• Problem: Copy the records below exactly, omitting any pictures they contain.

• Information shown:
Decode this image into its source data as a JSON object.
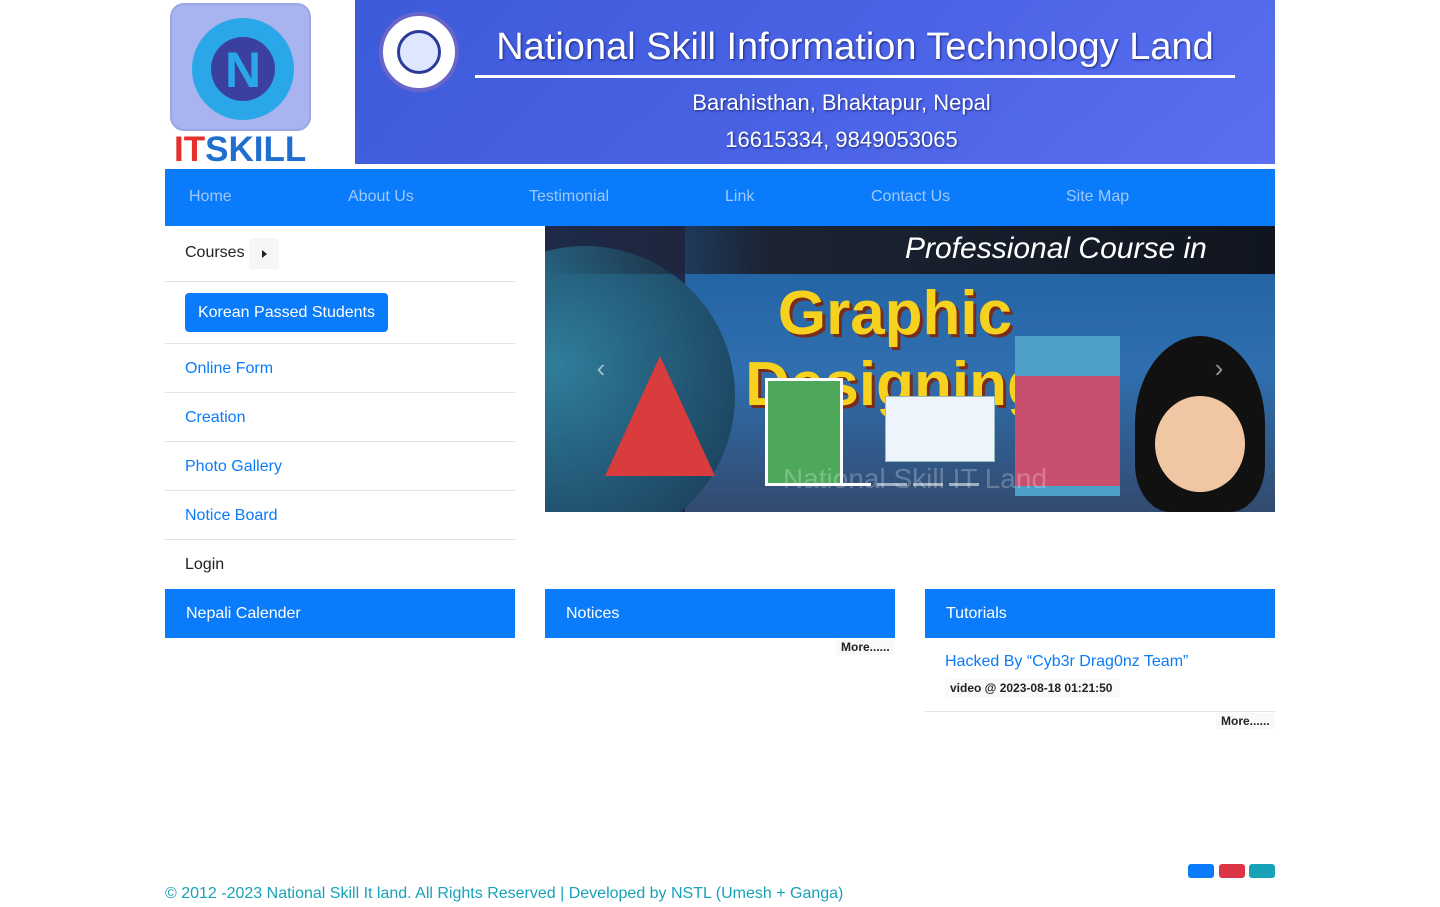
{
  "header": {
    "logo_text_it": "IT",
    "logo_text_skill": "SKILL",
    "banner_title": "National Skill Information Technology Land",
    "banner_address": "Barahisthan, Bhaktapur, Nepal",
    "banner_phone": "16615334, 9849053065"
  },
  "nav": {
    "items": [
      {
        "label": "Home"
      },
      {
        "label": "About Us"
      },
      {
        "label": "Testimonial"
      },
      {
        "label": "Link"
      },
      {
        "label": "Contact Us"
      },
      {
        "label": "Site Map"
      }
    ]
  },
  "sidebar": {
    "courses_label": "Courses",
    "korean_button": "Korean Passed Students",
    "items": [
      {
        "label": "Online Form"
      },
      {
        "label": "Creation"
      },
      {
        "label": "Photo Gallery"
      },
      {
        "label": "Notice Board"
      }
    ],
    "login_label": "Login"
  },
  "slider": {
    "headline_top": "Professional Course in",
    "headline_main": "Graphic Designing",
    "watermark": "National Skill IT Land",
    "prev_label": "Previous",
    "next_label": "Next",
    "indicator_count": 4,
    "active_indicator": 0
  },
  "panels": {
    "calendar_title": "Nepali Calender",
    "notices_title": "Notices",
    "notices_more": "More......",
    "tutorials_title": "Tutorials",
    "tutorial_item_title": "Hacked By “Cyb3r Drag0nz Team”",
    "tutorial_item_meta": "video @ 2023-08-18 01:21:50",
    "tutorials_more": "More......"
  },
  "footer": {
    "copyright": "© 2012 -2023 National Skill It land. All Rights Reserved | Developed by NSTL (Umesh + Ganga)",
    "social_colors": [
      "#0a7bfa",
      "#dc3545",
      "#17a2b8"
    ]
  },
  "colors": {
    "primary": "#0a7bfa",
    "footer_text": "#17a2b8"
  }
}
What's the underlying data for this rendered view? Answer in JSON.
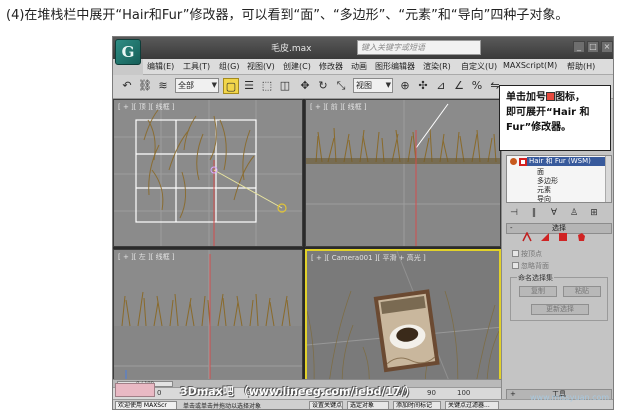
{
  "caption": "(4)在堆栈栏中展开“Hair和Fur”修改器，可以看到“面”、“多边形”、“元素”和“导向”四种子对象。",
  "app": {
    "logo": "G",
    "title": "毛皮.max",
    "search_placeholder": "键入关键字或短语",
    "window_buttons": [
      "_",
      "□",
      "×"
    ]
  },
  "menu": [
    "编辑(E)",
    "工具(T)",
    "组(G)",
    "视图(V)",
    "创建(C)",
    "修改器",
    "动画",
    "图形编辑器",
    "渲染(R)",
    "自定义(U)",
    "MAXScript(M)",
    "帮助(H)"
  ],
  "toolbar": {
    "filter_value": "全部",
    "view_value": "视图"
  },
  "viewports": {
    "top": "[ + ][ 顶 ][ 线框 ]",
    "front": "[ + ][ 前 ][ 线框 ]",
    "left": "[ + ][ 左 ][ 线框 ]",
    "camera": "[ + ][ Camera001 ][ 平滑 + 高光 ]"
  },
  "callout": {
    "line1_prefix": "单击加号",
    "line1_suffix": "图标，",
    "line2": "即可展开“Hair 和",
    "line3": "Fur”修改器。"
  },
  "stack": {
    "modifier": "Hair 和 Fur (WSM)",
    "subobjects": [
      "面",
      "多边形",
      "元素",
      "导向"
    ]
  },
  "panel": {
    "rollout_select": "选择",
    "rollout_tools": "工具",
    "rollout_design": "设计",
    "by_vertex": "按顶点",
    "ignore_backface": "忽略背面",
    "named_sets": "命名选择集",
    "copy": "复制",
    "paste": "粘贴",
    "update_selection": "更新选择"
  },
  "timeline": {
    "slider": "0 / 100",
    "ticks": [
      "0",
      "10",
      "20",
      "30",
      "40",
      "50",
      "60",
      "70",
      "80",
      "90",
      "100"
    ]
  },
  "status": {
    "welcome": "欢迎使用 MAXScr",
    "prompt": "单击或单击并拖动以选择对象",
    "set_key": "设置关键点",
    "selected": "选定对象",
    "add_time_tag": "添加时间标记",
    "key_filter": "关键点过滤器..."
  },
  "watermark": {
    "main": "3Dmax吧 （www.lineeg.com/iebd/17/）",
    "corner": "www.missyuan.com"
  },
  "colors": {
    "active_viewport": "#e1d12a",
    "selected_modifier": "#385a9c",
    "grass": "#8a6a2a"
  }
}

• Problem solution:
Decode this image into its source data as a JSON object.
{
  "header": {
    "logo_text_it": "IT",
    "logo_text_skill": "SKILL",
    "banner_title": "National Skill Information Technology Land",
    "banner_address": "Barahisthan, Bhaktapur, Nepal",
    "banner_phone": "16615334, 9849053065"
  },
  "nav": {
    "items": [
      {
        "label": "Home"
      },
      {
        "label": "About Us"
      },
      {
        "label": "Testimonial"
      },
      {
        "label": "Link"
      },
      {
        "label": "Contact Us"
      },
      {
        "label": "Site Map"
      }
    ]
  },
  "sidebar": {
    "courses_label": "Courses",
    "korean_button": "Korean Passed Students",
    "items": [
      {
        "label": "Online Form"
      },
      {
        "label": "Creation"
      },
      {
        "label": "Photo Gallery"
      },
      {
        "label": "Notice Board"
      }
    ],
    "login_label": "Login"
  },
  "slider": {
    "headline_top": "Professional Course in",
    "headline_main": "Graphic Designing",
    "watermark": "National Skill IT Land",
    "prev_label": "Previous",
    "next_label": "Next",
    "indicator_count": 4,
    "active_indicator": 0
  },
  "panels": {
    "calendar_title": "Nepali Calender",
    "notices_title": "Notices",
    "notices_more": "More......",
    "tutorials_title": "Tutorials",
    "tutorial_item_title": "Hacked By “Cyb3r Drag0nz Team”",
    "tutorial_item_meta": "video @ 2023-08-18 01:21:50",
    "tutorials_more": "More......"
  },
  "footer": {
    "copyright": "© 2012 -2023 National Skill It land. All Rights Reserved | Developed by NSTL (Umesh + Ganga)",
    "social_colors": [
      "#0a7bfa",
      "#dc3545",
      "#17a2b8"
    ]
  },
  "colors": {
    "primary": "#0a7bfa",
    "footer_text": "#17a2b8"
  }
}
What's the underlying data for this rendered view? Answer in JSON.
{
  "caption": "(4)在堆栈栏中展开“Hair和Fur”修改器，可以看到“面”、“多边形”、“元素”和“导向”四种子对象。",
  "app": {
    "logo": "G",
    "title": "毛皮.max",
    "search_placeholder": "键入关键字或短语",
    "window_buttons": [
      "_",
      "□",
      "×"
    ]
  },
  "menu": [
    "编辑(E)",
    "工具(T)",
    "组(G)",
    "视图(V)",
    "创建(C)",
    "修改器",
    "动画",
    "图形编辑器",
    "渲染(R)",
    "自定义(U)",
    "MAXScript(M)",
    "帮助(H)"
  ],
  "toolbar": {
    "filter_value": "全部",
    "view_value": "视图"
  },
  "viewports": {
    "top": "[ + ][ 顶 ][ 线框 ]",
    "front": "[ + ][ 前 ][ 线框 ]",
    "left": "[ + ][ 左 ][ 线框 ]",
    "camera": "[ + ][ Camera001 ][ 平滑 + 高光 ]"
  },
  "callout": {
    "line1_prefix": "单击加号",
    "line1_suffix": "图标，",
    "line2": "即可展开“Hair 和",
    "line3": "Fur”修改器。"
  },
  "stack": {
    "modifier": "Hair 和 Fur (WSM)",
    "subobjects": [
      "面",
      "多边形",
      "元素",
      "导向"
    ]
  },
  "panel": {
    "rollout_select": "选择",
    "rollout_tools": "工具",
    "rollout_design": "设计",
    "by_vertex": "按顶点",
    "ignore_backface": "忽略背面",
    "named_sets": "命名选择集",
    "copy": "复制",
    "paste": "粘贴",
    "update_selection": "更新选择"
  },
  "timeline": {
    "slider": "0 / 100",
    "ticks": [
      "0",
      "10",
      "20",
      "30",
      "40",
      "50",
      "60",
      "70",
      "80",
      "90",
      "100"
    ]
  },
  "status": {
    "welcome": "欢迎使用 MAXScr",
    "prompt": "单击或单击并拖动以选择对象",
    "set_key": "设置关键点",
    "selected": "选定对象",
    "add_time_tag": "添加时间标记",
    "key_filter": "关键点过滤器..."
  },
  "watermark": {
    "main": "3Dmax吧 （www.lineeg.com/iebd/17/）",
    "corner": "www.missyuan.com"
  },
  "colors": {
    "active_viewport": "#e1d12a",
    "selected_modifier": "#385a9c",
    "grass": "#8a6a2a"
  }
}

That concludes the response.